[Start Dataset excerpts]

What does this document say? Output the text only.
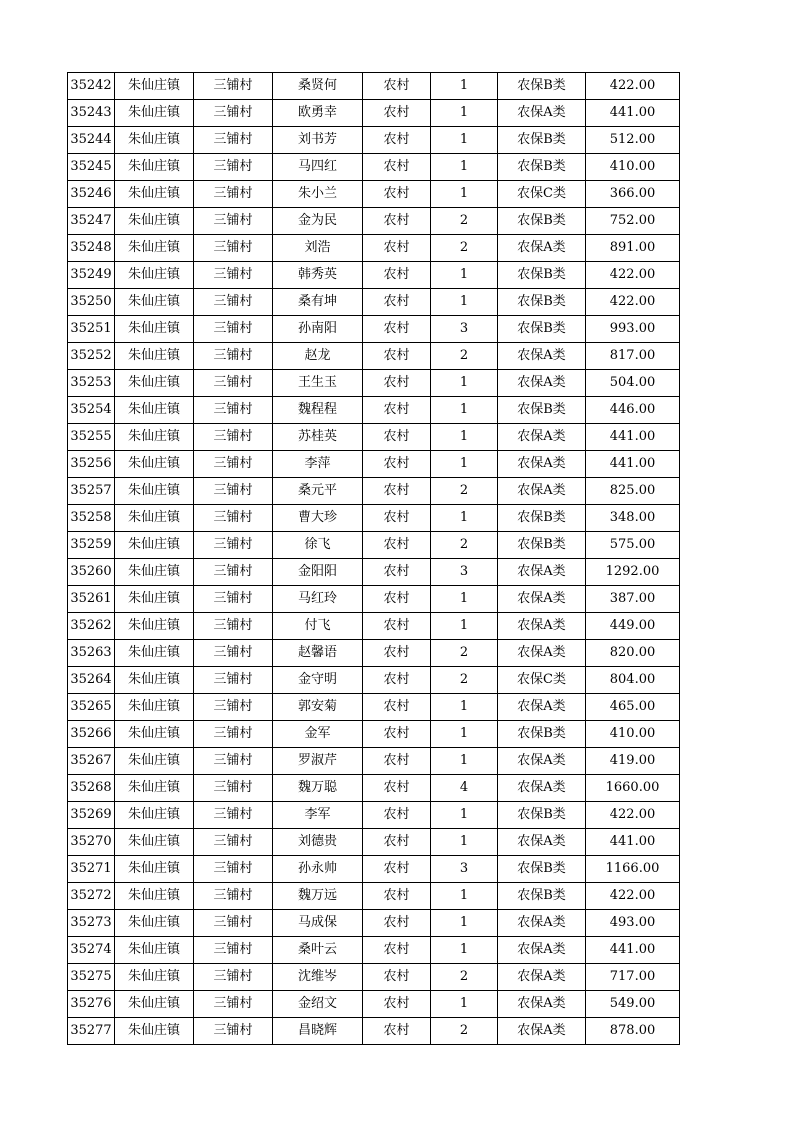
35242	朱仙庄镇	三铺村	桑贤何	农村	1	农保B类	422.00
35243	朱仙庄镇	三铺村	欧勇幸	农村	1	农保A类	441.00
35244	朱仙庄镇	三铺村	刘书芳	农村	1	农保B类	512.00
35245	朱仙庄镇	三铺村	马四红	农村	1	农保B类	410.00
35246	朱仙庄镇	三铺村	朱小兰	农村	1	农保C类	366.00
35247	朱仙庄镇	三铺村	金为民	农村	2	农保B类	752.00
35248	朱仙庄镇	三铺村	刘浩	农村	2	农保A类	891.00
35249	朱仙庄镇	三铺村	韩秀英	农村	1	农保B类	422.00
35250	朱仙庄镇	三铺村	桑有坤	农村	1	农保B类	422.00
35251	朱仙庄镇	三铺村	孙南阳	农村	3	农保B类	993.00
35252	朱仙庄镇	三铺村	赵龙	农村	2	农保A类	817.00
35253	朱仙庄镇	三铺村	王生玉	农村	1	农保A类	504.00
35254	朱仙庄镇	三铺村	魏程程	农村	1	农保B类	446.00
35255	朱仙庄镇	三铺村	苏桂英	农村	1	农保A类	441.00
35256	朱仙庄镇	三铺村	李萍	农村	1	农保A类	441.00
35257	朱仙庄镇	三铺村	桑元平	农村	2	农保A类	825.00
35258	朱仙庄镇	三铺村	曹大珍	农村	1	农保B类	348.00
35259	朱仙庄镇	三铺村	徐飞	农村	2	农保B类	575.00
35260	朱仙庄镇	三铺村	金阳阳	农村	3	农保A类	1292.00
35261	朱仙庄镇	三铺村	马红玲	农村	1	农保A类	387.00
35262	朱仙庄镇	三铺村	付飞	农村	1	农保A类	449.00
35263	朱仙庄镇	三铺村	赵馨语	农村	2	农保A类	820.00
35264	朱仙庄镇	三铺村	金守明	农村	2	农保C类	804.00
35265	朱仙庄镇	三铺村	郭安菊	农村	1	农保A类	465.00
35266	朱仙庄镇	三铺村	金军	农村	1	农保B类	410.00
35267	朱仙庄镇	三铺村	罗淑芹	农村	1	农保A类	419.00
35268	朱仙庄镇	三铺村	魏万聪	农村	4	农保A类	1660.00
35269	朱仙庄镇	三铺村	李军	农村	1	农保B类	422.00
35270	朱仙庄镇	三铺村	刘德贵	农村	1	农保A类	441.00
35271	朱仙庄镇	三铺村	孙永帅	农村	3	农保B类	1166.00
35272	朱仙庄镇	三铺村	魏万远	农村	1	农保B类	422.00
35273	朱仙庄镇	三铺村	马成保	农村	1	农保A类	493.00
35274	朱仙庄镇	三铺村	桑叶云	农村	1	农保A类	441.00
35275	朱仙庄镇	三铺村	沈维岑	农村	2	农保A类	717.00
35276	朱仙庄镇	三铺村	金绍文	农村	1	农保A类	549.00
35277	朱仙庄镇	三铺村	昌晓辉	农村	2	农保A类	878.00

[End Dataset excerpts]

- _What you are asked to do_:
Retype everything in the material word for word, minus pictures.

- _Exercise result_:
What does this document say? Output the text only.
35242	朱仙庄镇	三铺村	桑贤何	农村	1	农保B类	422.00
35243	朱仙庄镇	三铺村	欧勇幸	农村	1	农保A类	441.00
35244	朱仙庄镇	三铺村	刘书芳	农村	1	农保B类	512.00
35245	朱仙庄镇	三铺村	马四红	农村	1	农保B类	410.00
35246	朱仙庄镇	三铺村	朱小兰	农村	1	农保C类	366.00
35247	朱仙庄镇	三铺村	金为民	农村	2	农保B类	752.00
35248	朱仙庄镇	三铺村	刘浩	农村	2	农保A类	891.00
35249	朱仙庄镇	三铺村	韩秀英	农村	1	农保B类	422.00
35250	朱仙庄镇	三铺村	桑有坤	农村	1	农保B类	422.00
35251	朱仙庄镇	三铺村	孙南阳	农村	3	农保B类	993.00
35252	朱仙庄镇	三铺村	赵龙	农村	2	农保A类	817.00
35253	朱仙庄镇	三铺村	王生玉	农村	1	农保A类	504.00
35254	朱仙庄镇	三铺村	魏程程	农村	1	农保B类	446.00
35255	朱仙庄镇	三铺村	苏桂英	农村	1	农保A类	441.00
35256	朱仙庄镇	三铺村	李萍	农村	1	农保A类	441.00
35257	朱仙庄镇	三铺村	桑元平	农村	2	农保A类	825.00
35258	朱仙庄镇	三铺村	曹大珍	农村	1	农保B类	348.00
35259	朱仙庄镇	三铺村	徐飞	农村	2	农保B类	575.00
35260	朱仙庄镇	三铺村	金阳阳	农村	3	农保A类	1292.00
35261	朱仙庄镇	三铺村	马红玲	农村	1	农保A类	387.00
35262	朱仙庄镇	三铺村	付飞	农村	1	农保A类	449.00
35263	朱仙庄镇	三铺村	赵馨语	农村	2	农保A类	820.00
35264	朱仙庄镇	三铺村	金守明	农村	2	农保C类	804.00
35265	朱仙庄镇	三铺村	郭安菊	农村	1	农保A类	465.00
35266	朱仙庄镇	三铺村	金军	农村	1	农保B类	410.00
35267	朱仙庄镇	三铺村	罗淑芹	农村	1	农保A类	419.00
35268	朱仙庄镇	三铺村	魏万聪	农村	4	农保A类	1660.00
35269	朱仙庄镇	三铺村	李军	农村	1	农保B类	422.00
35270	朱仙庄镇	三铺村	刘德贵	农村	1	农保A类	441.00
35271	朱仙庄镇	三铺村	孙永帅	农村	3	农保B类	1166.00
35272	朱仙庄镇	三铺村	魏万远	农村	1	农保B类	422.00
35273	朱仙庄镇	三铺村	马成保	农村	1	农保A类	493.00
35274	朱仙庄镇	三铺村	桑叶云	农村	1	农保A类	441.00
35275	朱仙庄镇	三铺村	沈维岑	农村	2	农保A类	717.00
35276	朱仙庄镇	三铺村	金绍文	农村	1	农保A类	549.00
35277	朱仙庄镇	三铺村	昌晓辉	农村	2	农保A类	878.00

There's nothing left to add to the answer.